→ **EXTRACTED MATERIAL**
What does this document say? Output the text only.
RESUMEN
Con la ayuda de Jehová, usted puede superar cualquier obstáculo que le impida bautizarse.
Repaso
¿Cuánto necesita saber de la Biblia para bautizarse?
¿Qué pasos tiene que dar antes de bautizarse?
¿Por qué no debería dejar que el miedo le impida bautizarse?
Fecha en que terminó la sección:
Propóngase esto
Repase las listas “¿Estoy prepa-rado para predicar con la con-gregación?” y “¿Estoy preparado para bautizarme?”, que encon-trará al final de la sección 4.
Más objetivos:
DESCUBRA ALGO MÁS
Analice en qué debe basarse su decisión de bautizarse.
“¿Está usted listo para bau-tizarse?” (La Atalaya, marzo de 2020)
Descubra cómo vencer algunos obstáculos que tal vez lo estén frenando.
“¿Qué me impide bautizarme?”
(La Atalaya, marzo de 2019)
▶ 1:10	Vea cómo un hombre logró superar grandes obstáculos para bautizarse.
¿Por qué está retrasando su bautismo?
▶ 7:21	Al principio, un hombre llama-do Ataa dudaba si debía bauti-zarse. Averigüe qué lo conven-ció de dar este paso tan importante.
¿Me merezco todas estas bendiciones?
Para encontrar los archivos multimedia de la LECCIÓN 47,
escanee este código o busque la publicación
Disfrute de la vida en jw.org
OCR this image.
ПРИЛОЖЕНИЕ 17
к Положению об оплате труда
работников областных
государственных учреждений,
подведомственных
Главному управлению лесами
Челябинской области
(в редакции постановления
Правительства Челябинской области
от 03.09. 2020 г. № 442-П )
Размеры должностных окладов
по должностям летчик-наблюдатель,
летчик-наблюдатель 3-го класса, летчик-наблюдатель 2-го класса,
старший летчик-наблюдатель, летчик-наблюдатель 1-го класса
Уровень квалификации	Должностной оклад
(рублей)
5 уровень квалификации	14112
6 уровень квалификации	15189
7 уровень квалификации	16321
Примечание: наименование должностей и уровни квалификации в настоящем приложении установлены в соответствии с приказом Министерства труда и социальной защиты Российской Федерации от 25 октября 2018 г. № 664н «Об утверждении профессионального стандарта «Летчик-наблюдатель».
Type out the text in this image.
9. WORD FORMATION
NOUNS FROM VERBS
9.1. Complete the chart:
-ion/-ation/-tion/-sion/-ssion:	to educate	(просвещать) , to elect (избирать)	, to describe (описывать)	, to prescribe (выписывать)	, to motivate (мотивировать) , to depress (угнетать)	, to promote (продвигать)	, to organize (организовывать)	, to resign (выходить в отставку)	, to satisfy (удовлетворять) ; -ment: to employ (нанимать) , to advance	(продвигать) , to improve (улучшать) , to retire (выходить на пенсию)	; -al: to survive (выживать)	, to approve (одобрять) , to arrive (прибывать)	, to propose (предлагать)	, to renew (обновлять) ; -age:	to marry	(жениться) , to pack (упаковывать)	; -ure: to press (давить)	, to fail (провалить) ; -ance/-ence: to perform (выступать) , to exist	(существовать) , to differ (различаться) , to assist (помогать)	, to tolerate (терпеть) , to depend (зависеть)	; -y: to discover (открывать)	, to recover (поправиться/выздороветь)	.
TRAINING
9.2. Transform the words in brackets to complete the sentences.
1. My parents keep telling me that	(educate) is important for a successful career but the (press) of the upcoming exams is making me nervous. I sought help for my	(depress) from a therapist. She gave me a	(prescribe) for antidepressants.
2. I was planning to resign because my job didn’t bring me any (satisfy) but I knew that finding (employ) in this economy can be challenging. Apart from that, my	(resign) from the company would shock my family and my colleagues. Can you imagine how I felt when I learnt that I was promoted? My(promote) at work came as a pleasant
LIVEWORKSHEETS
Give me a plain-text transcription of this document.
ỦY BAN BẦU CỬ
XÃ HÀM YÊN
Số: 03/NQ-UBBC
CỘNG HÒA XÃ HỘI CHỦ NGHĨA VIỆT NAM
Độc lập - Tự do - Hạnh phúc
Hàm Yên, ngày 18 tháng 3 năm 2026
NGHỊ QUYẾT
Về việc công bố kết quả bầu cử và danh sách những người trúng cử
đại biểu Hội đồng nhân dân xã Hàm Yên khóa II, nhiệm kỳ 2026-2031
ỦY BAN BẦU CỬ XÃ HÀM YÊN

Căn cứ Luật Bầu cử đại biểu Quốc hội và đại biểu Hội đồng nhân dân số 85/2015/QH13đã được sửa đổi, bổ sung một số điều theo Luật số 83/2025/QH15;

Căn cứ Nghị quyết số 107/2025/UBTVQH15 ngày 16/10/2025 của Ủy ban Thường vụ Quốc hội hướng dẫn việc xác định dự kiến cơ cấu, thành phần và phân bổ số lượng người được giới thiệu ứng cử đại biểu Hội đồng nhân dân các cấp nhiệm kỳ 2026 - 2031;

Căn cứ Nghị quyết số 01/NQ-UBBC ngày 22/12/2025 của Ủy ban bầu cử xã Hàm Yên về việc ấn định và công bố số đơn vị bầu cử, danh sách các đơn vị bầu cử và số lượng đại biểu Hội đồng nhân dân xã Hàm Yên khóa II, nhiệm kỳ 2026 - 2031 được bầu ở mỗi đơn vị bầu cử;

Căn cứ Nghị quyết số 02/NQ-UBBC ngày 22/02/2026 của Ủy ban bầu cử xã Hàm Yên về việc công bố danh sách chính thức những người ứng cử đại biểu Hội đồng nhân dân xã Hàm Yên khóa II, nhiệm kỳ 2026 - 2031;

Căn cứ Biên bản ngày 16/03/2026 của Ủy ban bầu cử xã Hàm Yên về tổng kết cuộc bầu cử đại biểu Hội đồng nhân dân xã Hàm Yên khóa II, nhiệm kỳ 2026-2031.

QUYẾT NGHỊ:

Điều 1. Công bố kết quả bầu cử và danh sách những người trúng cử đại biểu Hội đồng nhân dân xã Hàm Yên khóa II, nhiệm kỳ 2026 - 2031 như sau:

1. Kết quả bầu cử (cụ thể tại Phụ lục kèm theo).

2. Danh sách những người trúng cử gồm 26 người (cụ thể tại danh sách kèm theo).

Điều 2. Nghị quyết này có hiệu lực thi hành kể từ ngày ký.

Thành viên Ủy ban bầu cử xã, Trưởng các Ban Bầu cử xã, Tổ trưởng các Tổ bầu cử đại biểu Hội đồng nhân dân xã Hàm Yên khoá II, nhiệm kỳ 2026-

→ **WHAT YOU SHOULD DO**
All of the lines above need to be given again exactly.

→ **WRITTEN ANSWER**
What does this document say? Output the text only.
RESUMEN
Con la ayuda de Jehová, usted puede superar cualquier obstáculo que le impida bautizarse.
Repaso
¿Cuánto necesita saber de la Biblia para bautizarse?
¿Qué pasos tiene que dar antes de bautizarse?
¿Por qué no debería dejar que el miedo le impida bautizarse?
Fecha en que terminó la sección:
Propóngase esto
Repase las listas “¿Estoy prepa-rado para predicar con la con-gregación?” y “¿Estoy preparado para bautizarme?”, que encon-trará al final de la sección 4.
Más objetivos:
DESCUBRA ALGO MÁS
Analice en qué debe basarse su decisión de bautizarse.
“¿Está usted listo para bau-tizarse?” (La Atalaya, marzo de 2020)
Descubra cómo vencer algunos obstáculos que tal vez lo estén frenando.
“¿Qué me impide bautizarme?”
(La Atalaya, marzo de 2019)
▶ 1:10	Vea cómo un hombre logró superar grandes obstáculos para bautizarse.
¿Por qué está retrasando su bautismo?
▶ 7:21	Al principio, un hombre llama-do Ataa dudaba si debía bauti-zarse. Averigüe qué lo conven-ció de dar este paso tan importante.
¿Me merezco todas estas bendiciones?
Para encontrar los archivos multimedia de la LECCIÓN 47,
escanee este código o busque la publicación
Disfrute de la vida en jw.org
OCR this image.
ПРИЛОЖЕНИЕ 17
к Положению об оплате труда
работников областных
государственных учреждений,
подведомственных
Главному управлению лесами
Челябинской области
(в редакции постановления
Правительства Челябинской области
от 03.09. 2020 г. № 442-П )
Размеры должностных окладов
по должностям летчик-наблюдатель,
летчик-наблюдатель 3-го класса, летчик-наблюдатель 2-го класса,
старший летчик-наблюдатель, летчик-наблюдатель 1-го класса
Уровень квалификации	Должностной оклад
(рублей)
5 уровень квалификации	14112
6 уровень квалификации	15189
7 уровень квалификации	16321
Примечание: наименование должностей и уровни квалификации в настоящем приложении установлены в соответствии с приказом Министерства труда и социальной защиты Российской Федерации от 25 октября 2018 г. № 664н «Об утверждении профессионального стандарта «Летчик-наблюдатель».
Type out the text in this image.
9. WORD FORMATION
NOUNS FROM VERBS
9.1. Complete the chart:
-ion/-ation/-tion/-sion/-ssion:	to educate	(просвещать) , to elect (избирать)	, to describe (описывать)	, to prescribe (выписывать)	, to motivate (мотивировать) , to depress (угнетать)	, to promote (продвигать)	, to organize (организовывать)	, to resign (выходить в отставку)	, to satisfy (удовлетворять) ; -ment: to employ (нанимать) , to advance	(продвигать) , to improve (улучшать) , to retire (выходить на пенсию)	; -al: to survive (выживать)	, to approve (одобрять) , to arrive (прибывать)	, to propose (предлагать)	, to renew (обновлять) ; -age:	to marry	(жениться) , to pack (упаковывать)	; -ure: to press (давить)	, to fail (провалить) ; -ance/-ence: to perform (выступать) , to exist	(существовать) , to differ (различаться) , to assist (помогать)	, to tolerate (терпеть) , to depend (зависеть)	; -y: to discover (открывать)	, to recover (поправиться/выздороветь)	.
TRAINING
9.2. Transform the words in brackets to complete the sentences.
1. My parents keep telling me that	(educate) is important for a successful career but the (press) of the upcoming exams is making me nervous. I sought help for my	(depress) from a therapist. She gave me a	(prescribe) for antidepressants.
2. I was planning to resign because my job didn’t bring me any (satisfy) but I knew that finding (employ) in this economy can be challenging. Apart from that, my	(resign) from the company would shock my family and my colleagues. Can you imagine how I felt when I learnt that I was promoted? My(promote) at work came as a pleasant
LIVEWORKSHEETS
Give me a plain-text transcription of this document.
ỦY BAN BẦU CỬ
XÃ HÀM YÊN
Số: 03/NQ-UBBC
CỘNG HÒA XÃ HỘI CHỦ NGHĨA VIỆT NAM
Độc lập - Tự do - Hạnh phúc
Hàm Yên, ngày 18 tháng 3 năm 2026
NGHỊ QUYẾT
Về việc công bố kết quả bầu cử và danh sách những người trúng cử
đại biểu Hội đồng nhân dân xã Hàm Yên khóa II, nhiệm kỳ 2026-2031
ỦY BAN BẦU CỬ XÃ HÀM YÊN

Căn cứ Luật Bầu cử đại biểu Quốc hội và đại biểu Hội đồng nhân dân số 85/2015/QH13đã được sửa đổi, bổ sung một số điều theo Luật số 83/2025/QH15;

Căn cứ Nghị quyết số 107/2025/UBTVQH15 ngày 16/10/2025 của Ủy ban Thường vụ Quốc hội hướng dẫn việc xác định dự kiến cơ cấu, thành phần và phân bổ số lượng người được giới thiệu ứng cử đại biểu Hội đồng nhân dân các cấp nhiệm kỳ 2026 - 2031;

Căn cứ Nghị quyết số 01/NQ-UBBC ngày 22/12/2025 của Ủy ban bầu cử xã Hàm Yên về việc ấn định và công bố số đơn vị bầu cử, danh sách các đơn vị bầu cử và số lượng đại biểu Hội đồng nhân dân xã Hàm Yên khóa II, nhiệm kỳ 2026 - 2031 được bầu ở mỗi đơn vị bầu cử;

Căn cứ Nghị quyết số 02/NQ-UBBC ngày 22/02/2026 của Ủy ban bầu cử xã Hàm Yên về việc công bố danh sách chính thức những người ứng cử đại biểu Hội đồng nhân dân xã Hàm Yên khóa II, nhiệm kỳ 2026 - 2031;

Căn cứ Biên bản ngày 16/03/2026 của Ủy ban bầu cử xã Hàm Yên về tổng kết cuộc bầu cử đại biểu Hội đồng nhân dân xã Hàm Yên khóa II, nhiệm kỳ 2026-2031.

QUYẾT NGHỊ:

Điều 1. Công bố kết quả bầu cử và danh sách những người trúng cử đại biểu Hội đồng nhân dân xã Hàm Yên khóa II, nhiệm kỳ 2026 - 2031 như sau:

1. Kết quả bầu cử (cụ thể tại Phụ lục kèm theo).

2. Danh sách những người trúng cử gồm 26 người (cụ thể tại danh sách kèm theo).

Điều 2. Nghị quyết này có hiệu lực thi hành kể từ ngày ký.

Thành viên Ủy ban bầu cử xã, Trưởng các Ban Bầu cử xã, Tổ trưởng các Tổ bầu cử đại biểu Hội đồng nhân dân xã Hàm Yên khoá II, nhiệm kỳ 2026-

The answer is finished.